EXERCISE DIRECTIONS
Check each line of the material below for "structure", then copy the ones that contain it.

Extracted data entries
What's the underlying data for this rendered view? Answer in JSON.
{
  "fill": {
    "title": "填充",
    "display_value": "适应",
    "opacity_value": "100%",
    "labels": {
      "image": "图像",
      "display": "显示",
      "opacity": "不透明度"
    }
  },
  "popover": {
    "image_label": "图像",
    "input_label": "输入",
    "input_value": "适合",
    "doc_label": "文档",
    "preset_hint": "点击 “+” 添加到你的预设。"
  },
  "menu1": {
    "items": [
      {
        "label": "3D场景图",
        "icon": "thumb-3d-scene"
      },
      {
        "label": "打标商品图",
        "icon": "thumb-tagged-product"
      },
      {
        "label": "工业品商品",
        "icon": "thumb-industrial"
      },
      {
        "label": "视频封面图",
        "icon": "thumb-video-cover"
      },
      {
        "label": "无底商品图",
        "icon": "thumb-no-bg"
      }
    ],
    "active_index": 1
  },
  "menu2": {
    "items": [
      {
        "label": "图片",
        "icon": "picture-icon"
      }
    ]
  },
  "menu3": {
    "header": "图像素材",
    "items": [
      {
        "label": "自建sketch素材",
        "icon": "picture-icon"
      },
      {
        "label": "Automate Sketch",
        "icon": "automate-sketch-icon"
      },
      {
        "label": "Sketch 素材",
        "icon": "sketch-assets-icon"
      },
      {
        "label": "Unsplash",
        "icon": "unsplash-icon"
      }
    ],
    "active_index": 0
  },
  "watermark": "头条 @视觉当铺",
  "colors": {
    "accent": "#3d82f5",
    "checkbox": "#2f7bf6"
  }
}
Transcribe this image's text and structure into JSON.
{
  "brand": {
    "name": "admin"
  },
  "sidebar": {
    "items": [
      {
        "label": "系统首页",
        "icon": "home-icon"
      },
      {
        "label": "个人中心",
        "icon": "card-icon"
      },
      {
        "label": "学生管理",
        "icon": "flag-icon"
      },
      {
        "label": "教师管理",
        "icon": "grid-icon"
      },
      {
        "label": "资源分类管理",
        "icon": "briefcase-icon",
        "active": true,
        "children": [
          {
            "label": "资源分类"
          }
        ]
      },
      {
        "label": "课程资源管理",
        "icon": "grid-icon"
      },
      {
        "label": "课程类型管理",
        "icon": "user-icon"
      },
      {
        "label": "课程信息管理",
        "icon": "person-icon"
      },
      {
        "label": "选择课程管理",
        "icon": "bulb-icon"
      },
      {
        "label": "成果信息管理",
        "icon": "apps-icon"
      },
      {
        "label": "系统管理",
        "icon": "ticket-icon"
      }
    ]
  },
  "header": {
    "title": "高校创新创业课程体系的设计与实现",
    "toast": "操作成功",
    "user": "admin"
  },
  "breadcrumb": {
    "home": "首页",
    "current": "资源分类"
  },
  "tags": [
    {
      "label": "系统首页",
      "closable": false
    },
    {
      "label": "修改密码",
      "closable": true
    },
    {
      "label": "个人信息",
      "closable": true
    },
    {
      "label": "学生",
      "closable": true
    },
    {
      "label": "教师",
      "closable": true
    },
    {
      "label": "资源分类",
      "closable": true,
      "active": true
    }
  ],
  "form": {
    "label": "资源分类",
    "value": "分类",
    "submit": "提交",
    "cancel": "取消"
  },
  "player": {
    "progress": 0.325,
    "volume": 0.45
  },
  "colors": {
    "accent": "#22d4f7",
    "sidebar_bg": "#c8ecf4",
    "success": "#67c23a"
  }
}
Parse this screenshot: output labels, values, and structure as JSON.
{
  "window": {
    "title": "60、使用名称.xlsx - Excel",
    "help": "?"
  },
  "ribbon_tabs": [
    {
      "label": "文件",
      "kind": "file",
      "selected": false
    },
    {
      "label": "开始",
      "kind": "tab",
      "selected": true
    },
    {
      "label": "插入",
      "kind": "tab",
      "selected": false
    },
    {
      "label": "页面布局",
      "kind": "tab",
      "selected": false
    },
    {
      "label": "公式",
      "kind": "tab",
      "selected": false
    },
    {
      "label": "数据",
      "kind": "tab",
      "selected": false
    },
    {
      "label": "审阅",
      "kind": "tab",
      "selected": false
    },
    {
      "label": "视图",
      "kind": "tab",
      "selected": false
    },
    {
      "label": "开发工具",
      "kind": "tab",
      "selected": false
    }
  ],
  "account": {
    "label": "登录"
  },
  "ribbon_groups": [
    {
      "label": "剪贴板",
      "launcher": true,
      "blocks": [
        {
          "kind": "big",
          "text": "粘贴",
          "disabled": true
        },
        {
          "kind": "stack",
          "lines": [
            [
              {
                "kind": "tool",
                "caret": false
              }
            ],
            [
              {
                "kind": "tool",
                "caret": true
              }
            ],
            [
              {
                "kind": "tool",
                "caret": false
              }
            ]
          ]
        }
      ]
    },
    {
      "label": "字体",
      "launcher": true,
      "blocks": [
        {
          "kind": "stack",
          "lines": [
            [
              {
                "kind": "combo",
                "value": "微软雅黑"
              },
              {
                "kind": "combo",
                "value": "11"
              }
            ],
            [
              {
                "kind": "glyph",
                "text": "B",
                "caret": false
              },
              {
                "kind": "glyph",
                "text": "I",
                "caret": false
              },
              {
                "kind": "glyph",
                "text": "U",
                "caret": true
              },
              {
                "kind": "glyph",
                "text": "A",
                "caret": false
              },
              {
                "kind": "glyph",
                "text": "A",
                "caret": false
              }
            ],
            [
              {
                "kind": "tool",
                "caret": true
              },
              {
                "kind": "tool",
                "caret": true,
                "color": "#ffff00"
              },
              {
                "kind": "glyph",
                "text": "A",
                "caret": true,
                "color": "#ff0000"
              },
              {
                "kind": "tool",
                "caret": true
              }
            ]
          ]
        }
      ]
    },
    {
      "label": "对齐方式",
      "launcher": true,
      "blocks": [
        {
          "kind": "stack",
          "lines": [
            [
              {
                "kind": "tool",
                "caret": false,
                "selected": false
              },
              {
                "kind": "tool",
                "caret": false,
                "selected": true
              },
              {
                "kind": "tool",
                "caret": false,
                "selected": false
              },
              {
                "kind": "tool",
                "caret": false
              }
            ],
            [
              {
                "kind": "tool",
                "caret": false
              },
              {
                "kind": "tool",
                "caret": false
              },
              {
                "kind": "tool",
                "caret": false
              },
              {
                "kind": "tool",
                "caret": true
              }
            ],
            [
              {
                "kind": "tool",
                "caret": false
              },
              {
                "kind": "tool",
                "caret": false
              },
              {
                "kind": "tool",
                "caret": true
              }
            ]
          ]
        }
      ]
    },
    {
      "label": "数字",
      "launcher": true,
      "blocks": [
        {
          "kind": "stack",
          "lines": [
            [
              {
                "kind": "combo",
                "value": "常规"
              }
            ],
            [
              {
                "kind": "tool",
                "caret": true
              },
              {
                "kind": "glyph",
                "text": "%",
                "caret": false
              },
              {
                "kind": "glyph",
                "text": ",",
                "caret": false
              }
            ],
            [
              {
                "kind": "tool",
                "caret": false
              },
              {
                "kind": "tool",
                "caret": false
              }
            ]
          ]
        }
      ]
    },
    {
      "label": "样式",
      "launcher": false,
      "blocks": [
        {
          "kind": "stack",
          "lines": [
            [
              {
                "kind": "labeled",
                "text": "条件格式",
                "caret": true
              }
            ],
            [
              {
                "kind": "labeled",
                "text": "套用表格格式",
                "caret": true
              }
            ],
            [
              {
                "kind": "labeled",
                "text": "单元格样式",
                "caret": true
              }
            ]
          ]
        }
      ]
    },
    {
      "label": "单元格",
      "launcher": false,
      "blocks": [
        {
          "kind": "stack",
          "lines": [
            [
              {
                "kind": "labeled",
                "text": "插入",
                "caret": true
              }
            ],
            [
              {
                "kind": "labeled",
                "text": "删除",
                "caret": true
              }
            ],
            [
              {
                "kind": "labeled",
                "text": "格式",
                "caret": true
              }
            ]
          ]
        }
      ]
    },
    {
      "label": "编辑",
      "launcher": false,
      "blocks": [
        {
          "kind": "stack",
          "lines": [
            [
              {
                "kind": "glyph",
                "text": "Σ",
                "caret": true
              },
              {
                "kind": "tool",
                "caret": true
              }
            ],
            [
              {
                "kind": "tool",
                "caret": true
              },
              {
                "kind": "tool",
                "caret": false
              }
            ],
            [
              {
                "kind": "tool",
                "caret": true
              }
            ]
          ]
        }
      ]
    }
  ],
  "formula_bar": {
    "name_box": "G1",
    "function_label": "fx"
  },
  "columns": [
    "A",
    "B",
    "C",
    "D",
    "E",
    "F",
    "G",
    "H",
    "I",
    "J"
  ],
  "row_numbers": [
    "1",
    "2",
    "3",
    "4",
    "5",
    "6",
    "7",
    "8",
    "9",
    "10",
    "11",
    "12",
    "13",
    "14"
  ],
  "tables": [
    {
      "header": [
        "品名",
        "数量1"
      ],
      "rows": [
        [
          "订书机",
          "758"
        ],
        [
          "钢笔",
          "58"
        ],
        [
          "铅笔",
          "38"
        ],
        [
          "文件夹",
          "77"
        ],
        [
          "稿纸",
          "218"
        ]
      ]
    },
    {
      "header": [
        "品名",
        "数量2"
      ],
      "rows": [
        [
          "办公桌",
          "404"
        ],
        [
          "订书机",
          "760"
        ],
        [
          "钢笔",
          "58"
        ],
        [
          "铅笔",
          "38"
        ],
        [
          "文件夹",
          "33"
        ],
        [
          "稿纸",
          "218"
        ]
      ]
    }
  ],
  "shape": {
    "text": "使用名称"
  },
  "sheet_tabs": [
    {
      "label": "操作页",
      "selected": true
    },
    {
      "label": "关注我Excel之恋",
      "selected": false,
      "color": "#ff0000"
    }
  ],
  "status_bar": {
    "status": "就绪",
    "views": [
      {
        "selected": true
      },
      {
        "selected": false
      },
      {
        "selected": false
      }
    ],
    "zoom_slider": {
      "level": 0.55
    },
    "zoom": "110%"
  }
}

CORRECT ANSWER
Transcribe this image's text and structure into JSON.
Parse this screenshot: output labels, values, and structure as JSON.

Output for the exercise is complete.